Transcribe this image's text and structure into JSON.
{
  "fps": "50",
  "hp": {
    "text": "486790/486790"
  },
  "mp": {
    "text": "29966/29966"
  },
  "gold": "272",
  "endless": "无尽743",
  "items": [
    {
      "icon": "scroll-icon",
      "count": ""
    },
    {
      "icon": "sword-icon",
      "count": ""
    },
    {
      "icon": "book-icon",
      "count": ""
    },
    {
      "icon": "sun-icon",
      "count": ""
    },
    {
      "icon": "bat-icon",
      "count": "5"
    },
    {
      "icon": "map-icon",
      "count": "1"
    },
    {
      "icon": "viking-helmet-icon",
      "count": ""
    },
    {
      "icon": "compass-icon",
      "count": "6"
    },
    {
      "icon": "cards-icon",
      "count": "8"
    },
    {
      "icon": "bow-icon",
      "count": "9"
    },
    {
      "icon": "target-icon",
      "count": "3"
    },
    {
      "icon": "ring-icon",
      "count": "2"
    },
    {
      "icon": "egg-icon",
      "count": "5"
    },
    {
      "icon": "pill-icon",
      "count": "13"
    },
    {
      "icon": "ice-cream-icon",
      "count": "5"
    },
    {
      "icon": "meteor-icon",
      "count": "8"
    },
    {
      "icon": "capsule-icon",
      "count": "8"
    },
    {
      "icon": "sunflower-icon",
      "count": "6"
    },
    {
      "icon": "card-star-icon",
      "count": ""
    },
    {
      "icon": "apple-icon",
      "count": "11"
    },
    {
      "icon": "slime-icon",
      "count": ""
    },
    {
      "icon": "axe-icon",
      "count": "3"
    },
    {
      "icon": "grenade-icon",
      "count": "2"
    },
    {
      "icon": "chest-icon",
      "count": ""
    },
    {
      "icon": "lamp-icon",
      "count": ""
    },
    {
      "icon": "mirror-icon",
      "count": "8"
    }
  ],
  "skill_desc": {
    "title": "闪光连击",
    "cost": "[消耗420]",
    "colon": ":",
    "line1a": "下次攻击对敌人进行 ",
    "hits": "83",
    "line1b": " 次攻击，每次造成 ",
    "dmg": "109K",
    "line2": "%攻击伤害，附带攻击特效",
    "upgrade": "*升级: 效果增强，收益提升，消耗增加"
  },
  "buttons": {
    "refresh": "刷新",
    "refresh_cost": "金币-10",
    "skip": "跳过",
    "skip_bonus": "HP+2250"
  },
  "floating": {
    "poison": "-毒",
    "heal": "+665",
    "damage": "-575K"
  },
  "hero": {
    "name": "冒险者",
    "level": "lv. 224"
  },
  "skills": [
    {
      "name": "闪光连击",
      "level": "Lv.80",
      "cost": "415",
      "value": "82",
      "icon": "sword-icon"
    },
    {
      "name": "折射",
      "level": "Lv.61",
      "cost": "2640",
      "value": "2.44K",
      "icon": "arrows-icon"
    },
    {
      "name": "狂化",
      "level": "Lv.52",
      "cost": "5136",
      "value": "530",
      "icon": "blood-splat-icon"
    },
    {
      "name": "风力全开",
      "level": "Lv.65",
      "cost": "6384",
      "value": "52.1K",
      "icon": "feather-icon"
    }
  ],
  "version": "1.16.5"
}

PROMPT: Write the entries again, exactly as they stand.

ANSWER TO THIS TASK:
Transcribe this image's text and structure into JSON.
{
  "fps": "50",
  "hp": {
    "text": "486790/486790"
  },
  "mp": {
    "text": "29966/29966"
  },
  "gold": "272",
  "endless": "无尽743",
  "items": [
    {
      "icon": "scroll-icon",
      "count": ""
    },
    {
      "icon": "sword-icon",
      "count": ""
    },
    {
      "icon": "book-icon",
      "count": ""
    },
    {
      "icon": "sun-icon",
      "count": ""
    },
    {
      "icon": "bat-icon",
      "count": "5"
    },
    {
      "icon": "map-icon",
      "count": "1"
    },
    {
      "icon": "viking-helmet-icon",
      "count": ""
    },
    {
      "icon": "compass-icon",
      "count": "6"
    },
    {
      "icon": "cards-icon",
      "count": "8"
    },
    {
      "icon": "bow-icon",
      "count": "9"
    },
    {
      "icon": "target-icon",
      "count": "3"
    },
    {
      "icon": "ring-icon",
      "count": "2"
    },
    {
      "icon": "egg-icon",
      "count": "5"
    },
    {
      "icon": "pill-icon",
      "count": "13"
    },
    {
      "icon": "ice-cream-icon",
      "count": "5"
    },
    {
      "icon": "meteor-icon",
      "count": "8"
    },
    {
      "icon": "capsule-icon",
      "count": "8"
    },
    {
      "icon": "sunflower-icon",
      "count": "6"
    },
    {
      "icon": "card-star-icon",
      "count": ""
    },
    {
      "icon": "apple-icon",
      "count": "11"
    },
    {
      "icon": "slime-icon",
      "count": ""
    },
    {
      "icon": "axe-icon",
      "count": "3"
    },
    {
      "icon": "grenade-icon",
      "count": "2"
    },
    {
      "icon": "chest-icon",
      "count": ""
    },
    {
      "icon": "lamp-icon",
      "count": ""
    },
    {
      "icon": "mirror-icon",
      "count": "8"
    }
  ],
  "skill_desc": {
    "title": "闪光连击",
    "cost": "[消耗420]",
    "colon": ":",
    "line1a": "下次攻击对敌人进行 ",
    "hits": "83",
    "line1b": " 次攻击，每次造成 ",
    "dmg": "109K",
    "line2": "%攻击伤害，附带攻击特效",
    "upgrade": "*升级: 效果增强，收益提升，消耗增加"
  },
  "buttons": {
    "refresh": "刷新",
    "refresh_cost": "金币-10",
    "skip": "跳过",
    "skip_bonus": "HP+2250"
  },
  "floating": {
    "poison": "-毒",
    "heal": "+665",
    "damage": "-575K"
  },
  "hero": {
    "name": "冒险者",
    "level": "lv. 224"
  },
  "skills": [
    {
      "name": "闪光连击",
      "level": "Lv.80",
      "cost": "415",
      "value": "82",
      "icon": "sword-icon"
    },
    {
      "name": "折射",
      "level": "Lv.61",
      "cost": "2640",
      "value": "2.44K",
      "icon": "arrows-icon"
    },
    {
      "name": "狂化",
      "level": "Lv.52",
      "cost": "5136",
      "value": "530",
      "icon": "blood-splat-icon"
    },
    {
      "name": "风力全开",
      "level": "Lv.65",
      "cost": "6384",
      "value": "52.1K",
      "icon": "feather-icon"
    }
  ],
  "version": "1.16.5"
}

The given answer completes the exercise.